— Your instructions —
Print each of the rows below verbatim, keeping every character and line unchanged.

__________

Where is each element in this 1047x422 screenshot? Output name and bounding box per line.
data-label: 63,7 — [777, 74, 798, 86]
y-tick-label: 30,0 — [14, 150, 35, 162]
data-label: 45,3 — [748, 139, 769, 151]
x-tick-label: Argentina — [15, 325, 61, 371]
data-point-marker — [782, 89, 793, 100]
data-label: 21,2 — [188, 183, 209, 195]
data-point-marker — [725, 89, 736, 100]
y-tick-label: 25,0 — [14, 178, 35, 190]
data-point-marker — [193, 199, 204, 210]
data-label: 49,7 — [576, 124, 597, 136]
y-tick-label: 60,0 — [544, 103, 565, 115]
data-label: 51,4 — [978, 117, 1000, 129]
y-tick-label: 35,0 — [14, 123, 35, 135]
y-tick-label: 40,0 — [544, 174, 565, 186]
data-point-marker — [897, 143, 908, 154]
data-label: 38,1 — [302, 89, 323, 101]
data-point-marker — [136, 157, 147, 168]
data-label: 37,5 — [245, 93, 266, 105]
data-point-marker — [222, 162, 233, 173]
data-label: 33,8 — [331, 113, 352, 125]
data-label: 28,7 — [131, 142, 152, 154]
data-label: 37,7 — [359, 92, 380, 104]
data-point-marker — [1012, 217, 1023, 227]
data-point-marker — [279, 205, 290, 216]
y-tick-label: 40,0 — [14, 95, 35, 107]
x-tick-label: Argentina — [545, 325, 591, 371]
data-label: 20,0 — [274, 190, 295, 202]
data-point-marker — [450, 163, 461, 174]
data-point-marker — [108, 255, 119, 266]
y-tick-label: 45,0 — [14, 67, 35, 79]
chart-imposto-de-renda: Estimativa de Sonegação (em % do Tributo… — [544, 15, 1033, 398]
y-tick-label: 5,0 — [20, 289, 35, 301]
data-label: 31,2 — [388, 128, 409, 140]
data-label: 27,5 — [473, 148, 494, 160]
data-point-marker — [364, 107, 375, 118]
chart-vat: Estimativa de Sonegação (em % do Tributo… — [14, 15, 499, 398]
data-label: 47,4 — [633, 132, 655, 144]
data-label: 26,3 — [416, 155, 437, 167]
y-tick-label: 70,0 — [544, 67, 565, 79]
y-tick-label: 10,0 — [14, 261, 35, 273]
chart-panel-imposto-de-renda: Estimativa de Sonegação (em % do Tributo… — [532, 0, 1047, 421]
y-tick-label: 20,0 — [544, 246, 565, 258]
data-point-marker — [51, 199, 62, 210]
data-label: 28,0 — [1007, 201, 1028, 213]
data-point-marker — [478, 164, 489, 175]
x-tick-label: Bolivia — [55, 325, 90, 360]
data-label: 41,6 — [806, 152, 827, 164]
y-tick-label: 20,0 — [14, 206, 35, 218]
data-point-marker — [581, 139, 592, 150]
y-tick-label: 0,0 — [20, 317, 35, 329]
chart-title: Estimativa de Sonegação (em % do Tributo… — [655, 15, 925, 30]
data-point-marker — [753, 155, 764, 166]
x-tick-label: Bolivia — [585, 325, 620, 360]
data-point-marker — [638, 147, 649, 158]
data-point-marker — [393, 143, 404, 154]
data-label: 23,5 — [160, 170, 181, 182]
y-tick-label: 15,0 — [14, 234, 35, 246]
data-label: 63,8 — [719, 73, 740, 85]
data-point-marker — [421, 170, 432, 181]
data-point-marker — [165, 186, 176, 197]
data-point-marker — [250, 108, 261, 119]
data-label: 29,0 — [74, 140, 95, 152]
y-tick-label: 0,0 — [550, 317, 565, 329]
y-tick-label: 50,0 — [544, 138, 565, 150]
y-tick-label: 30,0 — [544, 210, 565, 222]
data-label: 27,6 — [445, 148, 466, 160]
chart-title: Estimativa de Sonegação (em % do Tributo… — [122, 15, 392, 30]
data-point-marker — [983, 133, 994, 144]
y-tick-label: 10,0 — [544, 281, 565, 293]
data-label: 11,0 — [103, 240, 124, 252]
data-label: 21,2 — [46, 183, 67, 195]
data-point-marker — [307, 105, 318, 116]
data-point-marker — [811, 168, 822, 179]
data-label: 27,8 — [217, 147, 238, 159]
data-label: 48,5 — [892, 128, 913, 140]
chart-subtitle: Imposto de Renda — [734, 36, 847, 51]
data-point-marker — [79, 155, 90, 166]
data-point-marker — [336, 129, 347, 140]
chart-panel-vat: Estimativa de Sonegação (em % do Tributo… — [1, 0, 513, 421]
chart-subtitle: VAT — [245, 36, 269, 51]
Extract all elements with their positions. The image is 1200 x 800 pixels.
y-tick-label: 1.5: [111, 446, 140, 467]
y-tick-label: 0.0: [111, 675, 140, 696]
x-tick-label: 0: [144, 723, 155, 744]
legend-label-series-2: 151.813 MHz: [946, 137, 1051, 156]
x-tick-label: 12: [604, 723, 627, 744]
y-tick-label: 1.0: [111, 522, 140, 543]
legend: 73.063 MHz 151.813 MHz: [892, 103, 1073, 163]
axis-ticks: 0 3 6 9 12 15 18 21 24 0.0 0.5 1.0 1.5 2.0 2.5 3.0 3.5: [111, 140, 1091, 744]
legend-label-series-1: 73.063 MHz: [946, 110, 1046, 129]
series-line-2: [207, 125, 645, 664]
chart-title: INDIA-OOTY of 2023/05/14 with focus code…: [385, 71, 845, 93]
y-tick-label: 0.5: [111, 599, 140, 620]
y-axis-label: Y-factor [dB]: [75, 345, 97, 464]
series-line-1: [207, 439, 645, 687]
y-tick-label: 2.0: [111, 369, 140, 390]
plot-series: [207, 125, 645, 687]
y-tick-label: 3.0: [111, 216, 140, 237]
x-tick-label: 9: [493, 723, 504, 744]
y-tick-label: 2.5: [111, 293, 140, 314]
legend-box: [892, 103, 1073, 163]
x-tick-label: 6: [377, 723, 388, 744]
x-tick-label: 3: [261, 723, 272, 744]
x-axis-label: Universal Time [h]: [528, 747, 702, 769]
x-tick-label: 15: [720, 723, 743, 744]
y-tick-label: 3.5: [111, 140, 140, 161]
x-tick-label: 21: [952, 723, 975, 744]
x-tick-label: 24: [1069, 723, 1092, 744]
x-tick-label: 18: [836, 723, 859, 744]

__________

— Written reply —
Where is each element in this 1047x422 screenshot? Output name and bounding box per line.
data-label: 63,7 — [777, 74, 798, 86]
y-tick-label: 30,0 — [14, 150, 35, 162]
data-label: 45,3 — [748, 139, 769, 151]
x-tick-label: Argentina — [15, 325, 61, 371]
data-point-marker — [782, 89, 793, 100]
data-label: 21,2 — [188, 183, 209, 195]
data-point-marker — [725, 89, 736, 100]
y-tick-label: 25,0 — [14, 178, 35, 190]
data-point-marker — [193, 199, 204, 210]
data-label: 49,7 — [576, 124, 597, 136]
y-tick-label: 60,0 — [544, 103, 565, 115]
data-label: 51,4 — [978, 117, 1000, 129]
y-tick-label: 35,0 — [14, 123, 35, 135]
y-tick-label: 40,0 — [544, 174, 565, 186]
data-point-marker — [897, 143, 908, 154]
data-label: 38,1 — [302, 89, 323, 101]
data-point-marker — [136, 157, 147, 168]
data-label: 37,5 — [245, 93, 266, 105]
data-point-marker — [222, 162, 233, 173]
data-label: 33,8 — [331, 113, 352, 125]
data-label: 28,7 — [131, 142, 152, 154]
data-label: 37,7 — [359, 92, 380, 104]
data-point-marker — [1012, 217, 1023, 227]
data-point-marker — [279, 205, 290, 216]
y-tick-label: 40,0 — [14, 95, 35, 107]
x-tick-label: Argentina — [545, 325, 591, 371]
data-label: 20,0 — [274, 190, 295, 202]
data-point-marker — [450, 163, 461, 174]
data-point-marker — [108, 255, 119, 266]
y-tick-label: 45,0 — [14, 67, 35, 79]
chart-imposto-de-renda: Estimativa de Sonegação (em % do Tributo… — [544, 15, 1033, 398]
y-tick-label: 5,0 — [20, 289, 35, 301]
data-label: 31,2 — [388, 128, 409, 140]
data-label: 27,5 — [473, 148, 494, 160]
data-point-marker — [364, 107, 375, 118]
chart-vat: Estimativa de Sonegação (em % do Tributo… — [14, 15, 499, 398]
data-label: 47,4 — [633, 132, 655, 144]
data-label: 26,3 — [416, 155, 437, 167]
y-tick-label: 70,0 — [544, 67, 565, 79]
y-tick-label: 10,0 — [14, 261, 35, 273]
chart-panel-imposto-de-renda: Estimativa de Sonegação (em % do Tributo… — [532, 0, 1047, 421]
y-tick-label: 20,0 — [544, 246, 565, 258]
data-point-marker — [51, 199, 62, 210]
data-label: 28,0 — [1007, 201, 1028, 213]
data-point-marker — [478, 164, 489, 175]
x-tick-label: Bolivia — [55, 325, 90, 360]
data-label: 41,6 — [806, 152, 827, 164]
y-tick-label: 20,0 — [14, 206, 35, 218]
data-point-marker — [581, 139, 592, 150]
y-tick-label: 0,0 — [20, 317, 35, 329]
chart-title: Estimativa de Sonegação (em % do Tributo… — [655, 15, 925, 30]
data-point-marker — [753, 155, 764, 166]
x-tick-label: Bolivia — [585, 325, 620, 360]
data-point-marker — [638, 147, 649, 158]
data-point-marker — [393, 143, 404, 154]
data-label: 23,5 — [160, 170, 181, 182]
y-tick-label: 15,0 — [14, 234, 35, 246]
data-label: 63,8 — [719, 73, 740, 85]
data-point-marker — [421, 170, 432, 181]
data-point-marker — [165, 186, 176, 197]
data-point-marker — [250, 108, 261, 119]
data-label: 29,0 — [74, 140, 95, 152]
y-tick-label: 0,0 — [550, 317, 565, 329]
y-tick-label: 50,0 — [544, 138, 565, 150]
y-tick-label: 30,0 — [544, 210, 565, 222]
data-label: 27,6 — [445, 148, 466, 160]
chart-title: Estimativa de Sonegação (em % do Tributo… — [122, 15, 392, 30]
data-point-marker — [983, 133, 994, 144]
y-tick-label: 10,0 — [544, 281, 565, 293]
data-label: 11,0 — [103, 240, 124, 252]
data-label: 21,2 — [46, 183, 67, 195]
data-point-marker — [307, 105, 318, 116]
data-point-marker — [811, 168, 822, 179]
data-label: 27,8 — [217, 147, 238, 159]
data-label: 48,5 — [892, 128, 913, 140]
chart-subtitle: Imposto de Renda — [734, 36, 847, 51]
data-point-marker — [79, 155, 90, 166]
data-point-marker — [336, 129, 347, 140]
chart-panel-vat: Estimativa de Sonegação (em % do Tributo… — [1, 0, 513, 421]
chart-subtitle: VAT — [245, 36, 269, 51]
Extract all elements with their positions. The image is 1200 x 800 pixels.
y-tick-label: 1.5: [111, 446, 140, 467]
y-tick-label: 0.0: [111, 675, 140, 696]
x-tick-label: 0: [144, 723, 155, 744]
legend-label-series-2: 151.813 MHz: [946, 137, 1051, 156]
x-tick-label: 12: [604, 723, 627, 744]
y-tick-label: 1.0: [111, 522, 140, 543]
legend: 73.063 MHz 151.813 MHz: [892, 103, 1073, 163]
axis-ticks: 0 3 6 9 12 15 18 21 24 0.0 0.5 1.0 1.5 2.0 2.5 3.0 3.5: [111, 140, 1091, 744]
legend-label-series-1: 73.063 MHz: [946, 110, 1046, 129]
series-line-2: [207, 125, 645, 664]
chart-title: INDIA-OOTY of 2023/05/14 with focus code…: [385, 71, 845, 93]
y-tick-label: 0.5: [111, 599, 140, 620]
y-axis-label: Y-factor [dB]: [75, 345, 97, 464]
series-line-1: [207, 439, 645, 687]
y-tick-label: 2.0: [111, 369, 140, 390]
plot-series: [207, 125, 645, 687]
y-tick-label: 3.0: [111, 216, 140, 237]
x-tick-label: 9: [493, 723, 504, 744]
y-tick-label: 2.5: [111, 293, 140, 314]
legend-box: [892, 103, 1073, 163]
x-tick-label: 6: [377, 723, 388, 744]
x-tick-label: 3: [261, 723, 272, 744]
x-axis-label: Universal Time [h]: [528, 747, 702, 769]
x-tick-label: 15: [720, 723, 743, 744]
y-tick-label: 3.5: [111, 140, 140, 161]
x-tick-label: 21: [952, 723, 975, 744]
x-tick-label: 24: [1069, 723, 1092, 744]
x-tick-label: 18: [836, 723, 859, 744]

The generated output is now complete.